## TASK TO CARRY OUT
Return a copy of each line that holds the string "бабка".

## RECORDS FOR THIS EXERCISE
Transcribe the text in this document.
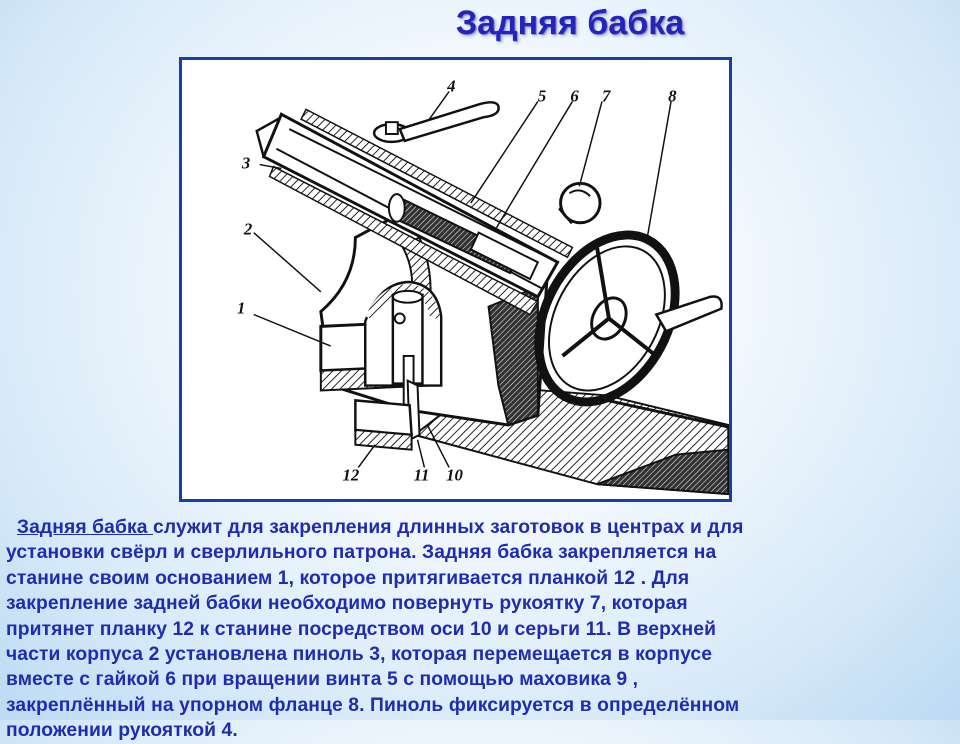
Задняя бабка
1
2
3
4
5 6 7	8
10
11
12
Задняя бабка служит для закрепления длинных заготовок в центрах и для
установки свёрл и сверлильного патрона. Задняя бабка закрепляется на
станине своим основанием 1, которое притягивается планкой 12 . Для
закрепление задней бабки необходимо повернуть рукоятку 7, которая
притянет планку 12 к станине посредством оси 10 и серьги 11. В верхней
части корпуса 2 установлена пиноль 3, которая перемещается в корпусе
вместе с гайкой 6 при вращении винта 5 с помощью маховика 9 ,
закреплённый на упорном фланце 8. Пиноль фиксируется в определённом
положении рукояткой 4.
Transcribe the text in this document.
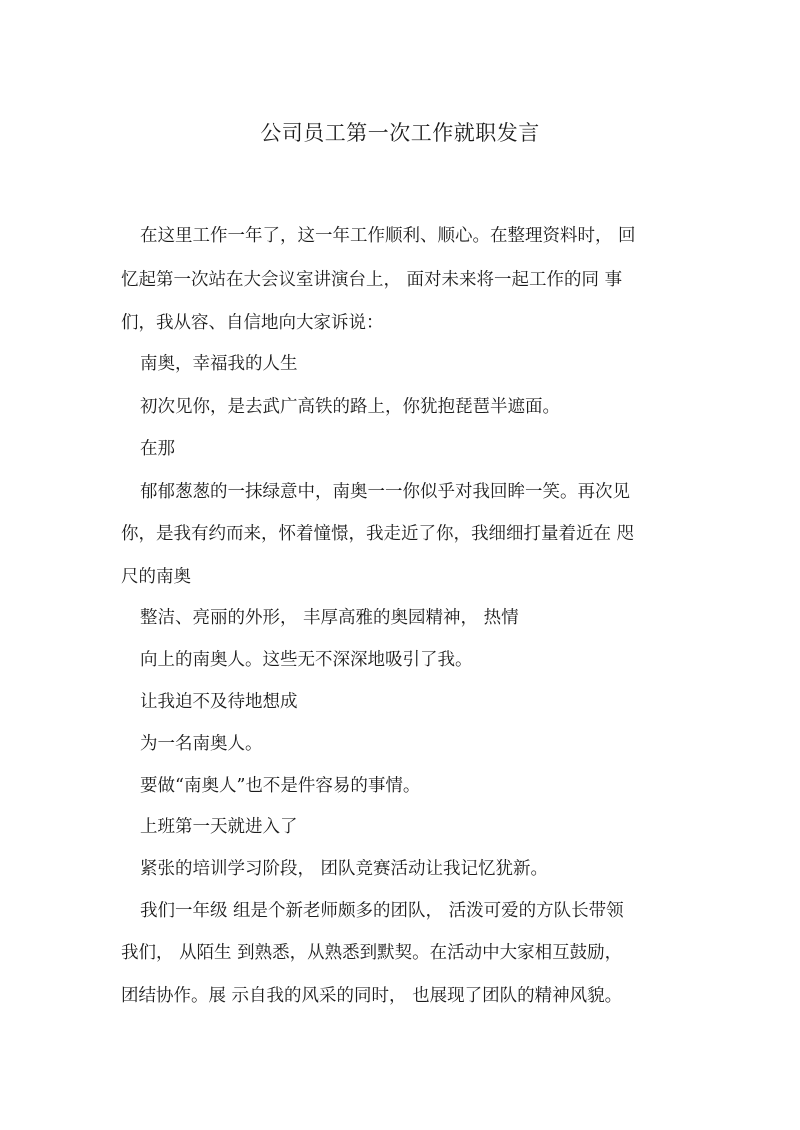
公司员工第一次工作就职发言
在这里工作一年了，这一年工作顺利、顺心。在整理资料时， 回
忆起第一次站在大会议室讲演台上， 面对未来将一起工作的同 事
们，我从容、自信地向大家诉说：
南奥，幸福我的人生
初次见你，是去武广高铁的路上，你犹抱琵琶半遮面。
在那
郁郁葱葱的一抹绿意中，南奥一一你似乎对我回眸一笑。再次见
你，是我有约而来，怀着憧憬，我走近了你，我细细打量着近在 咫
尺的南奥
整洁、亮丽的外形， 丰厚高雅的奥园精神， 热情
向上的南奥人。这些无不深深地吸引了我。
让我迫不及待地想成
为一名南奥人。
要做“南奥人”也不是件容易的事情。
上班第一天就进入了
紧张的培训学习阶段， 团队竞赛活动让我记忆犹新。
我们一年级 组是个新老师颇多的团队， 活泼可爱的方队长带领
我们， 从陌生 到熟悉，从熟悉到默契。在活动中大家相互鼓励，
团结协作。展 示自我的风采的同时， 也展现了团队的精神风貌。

* * *

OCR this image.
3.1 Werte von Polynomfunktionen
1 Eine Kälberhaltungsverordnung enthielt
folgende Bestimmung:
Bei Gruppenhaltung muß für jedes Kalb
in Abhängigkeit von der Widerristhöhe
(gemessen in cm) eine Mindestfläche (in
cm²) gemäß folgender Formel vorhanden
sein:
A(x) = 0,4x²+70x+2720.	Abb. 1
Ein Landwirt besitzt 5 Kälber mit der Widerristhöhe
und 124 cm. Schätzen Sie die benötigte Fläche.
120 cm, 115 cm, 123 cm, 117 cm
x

---

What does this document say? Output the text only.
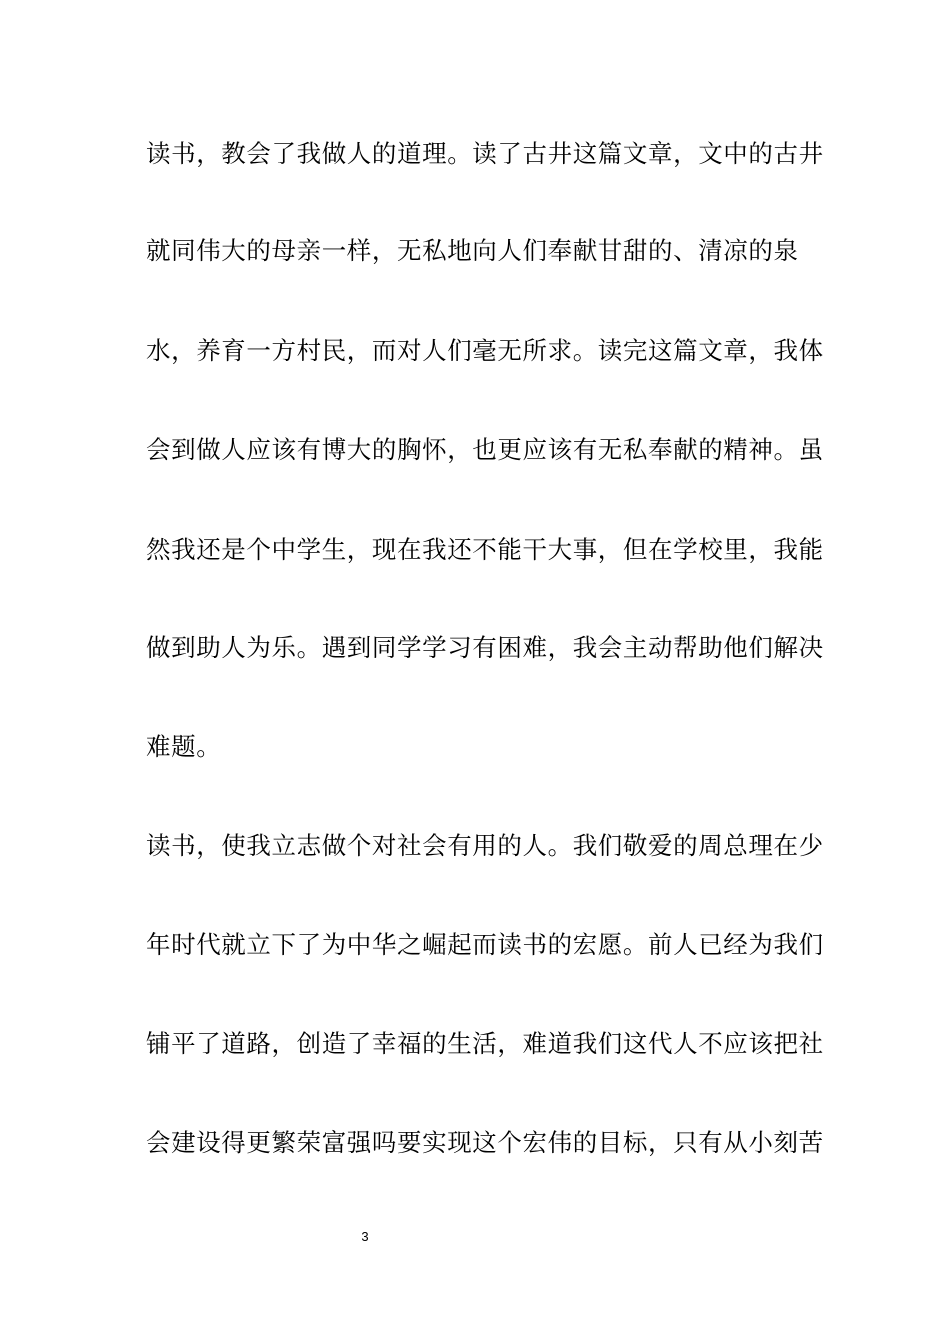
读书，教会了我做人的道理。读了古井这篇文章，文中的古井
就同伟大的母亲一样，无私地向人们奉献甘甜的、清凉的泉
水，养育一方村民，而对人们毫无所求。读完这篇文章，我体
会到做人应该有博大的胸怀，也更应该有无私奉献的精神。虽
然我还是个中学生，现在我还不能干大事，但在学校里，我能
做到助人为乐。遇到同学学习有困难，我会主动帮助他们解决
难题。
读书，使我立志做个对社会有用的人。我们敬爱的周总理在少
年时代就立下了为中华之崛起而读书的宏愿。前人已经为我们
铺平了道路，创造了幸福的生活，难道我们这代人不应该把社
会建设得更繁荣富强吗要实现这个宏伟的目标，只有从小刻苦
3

## FINAL RESULT
Задняя бабка
Задняя бабка служит для закрепления длинных заготовок в центрах и для
установки свёрл и сверлильного патрона. Задняя бабка закрепляется на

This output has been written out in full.